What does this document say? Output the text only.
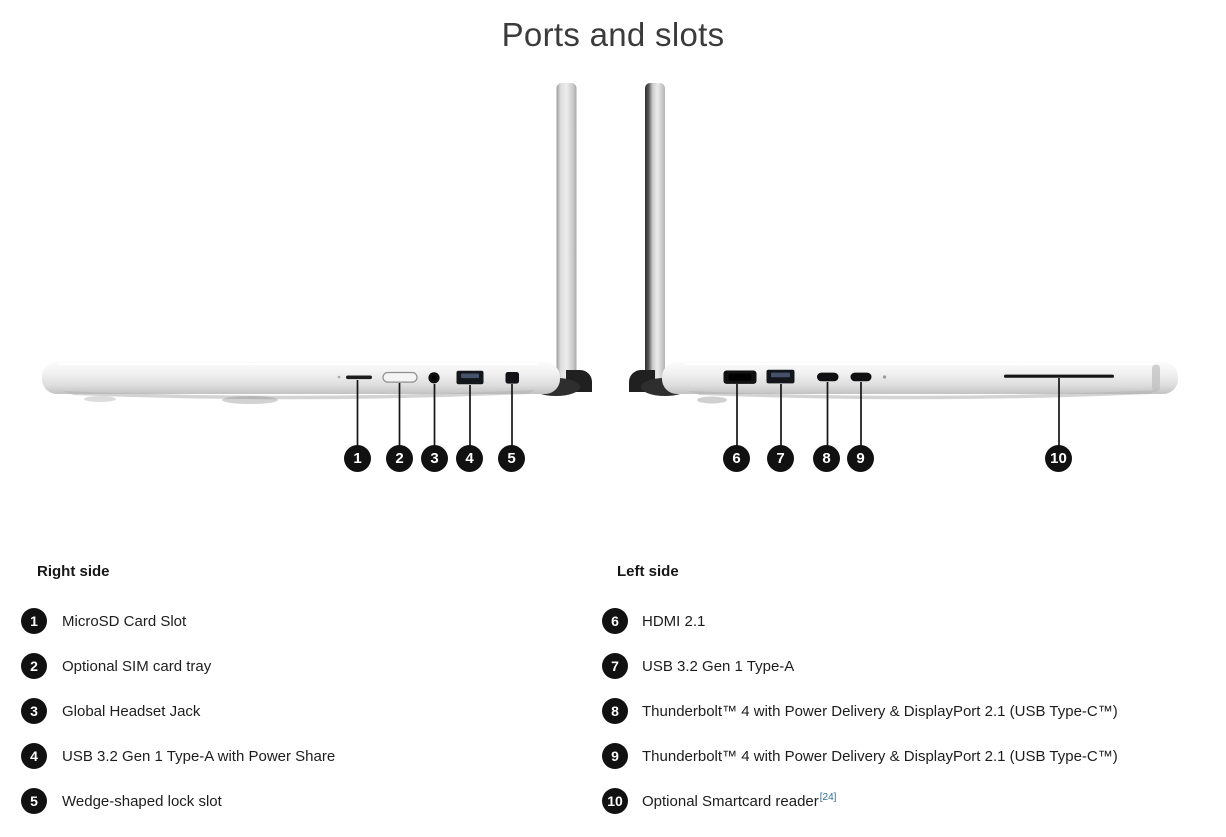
Ports and slots
1	2	3	4	5	6	7	8	9	10
Right side
1	MicroSD Card Slot
2	Optional SIM card tray
3	Global Headset Jack
4	USB 3.2 Gen 1 Type-A with Power Share
5	Wedge-shaped lock slot
Left side
6	HDMI 2.1
7	USB 3.2 Gen 1 Type-A
8	Thunderbolt™ 4 with Power Delivery & DisplayPort 2.1 (USB Type-C™)
9	Thunderbolt™ 4 with Power Delivery & DisplayPort 2.1 (USB Type-C™)
10	Optional Smartcard reader[24]
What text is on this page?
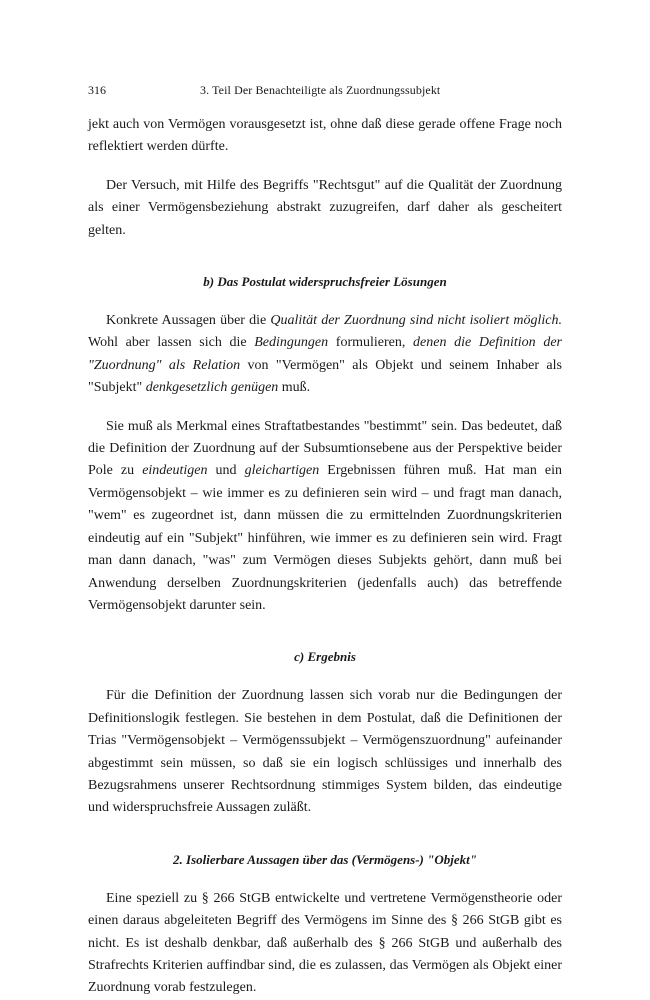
316	3. Teil Der Benachteiligte als Zuordnungssubjekt

jekt auch von Vermögen vorausgesetzt ist, ohne daß diese gerade offene Frage noch reflektiert werden dürfte.

Der Versuch, mit Hilfe des Begriffs "Rechtsgut" auf die Qualität der Zuordnung als einer Vermögensbeziehung abstrakt zuzugreifen, darf daher als gescheitert gelten.

b) Das Postulat widerspruchsfreier Lösungen

Konkrete Aussagen über die Qualität der Zuordnung sind nicht isoliert möglich. Wohl aber lassen sich die Bedingungen formulieren, denen die Definition der "Zuordnung" als Relation von "Vermögen" als Objekt und seinem Inhaber als "Subjekt" denkgesetzlich genügen muß.

Sie muß als Merkmal eines Straftatbestandes "bestimmt" sein. Das bedeutet, daß die Definition der Zuordnung auf der Subsumtionsebene aus der Perspektive beider Pole zu eindeutigen und gleichartigen Ergebnissen führen muß. Hat man ein Vermögensobjekt – wie immer es zu definieren sein wird – und fragt man danach, "wem" es zugeordnet ist, dann müssen die zu ermittelnden Zuordnungskriterien eindeutig auf ein "Subjekt" hinführen, wie immer es zu definieren sein wird. Fragt man dann danach, "was" zum Vermögen dieses Subjekts gehört, dann muß bei Anwendung derselben Zuordnungskriterien (jedenfalls auch) das betreffende Vermögensobjekt darunter sein.

c) Ergebnis

Für die Definition der Zuordnung lassen sich vorab nur die Bedingungen der Definitionslogik festlegen. Sie bestehen in dem Postulat, daß die Definitionen der Trias "Vermögensobjekt – Vermögenssubjekt – Vermögenszuordnung" aufeinander abgestimmt sein müssen, so daß sie ein logisch schlüssiges und innerhalb des Bezugsrahmens unserer Rechtsordnung stimmiges System bilden, das eindeutige und widerspruchsfreie Aussagen zuläßt.

2. Isolierbare Aussagen über das (Vermögens-) "Objekt"

Eine speziell zu § 266 StGB entwickelte und vertretene Vermögenstheorie oder einen daraus abgeleiteten Begriff des Vermögens im Sinne des § 266 StGB gibt es nicht. Es ist deshalb denkbar, daß außerhalb des § 266 StGB und außerhalb des Strafrechts Kriterien auffindbar sind, die es zulassen, das Vermögen als Objekt einer Zuordnung vorab festzulegen.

§ **Exercise brief**:
Gather from the data above every line with the string "text".

§ **Response to the task**:
What does this document say? Output the text only.
What text is on this page?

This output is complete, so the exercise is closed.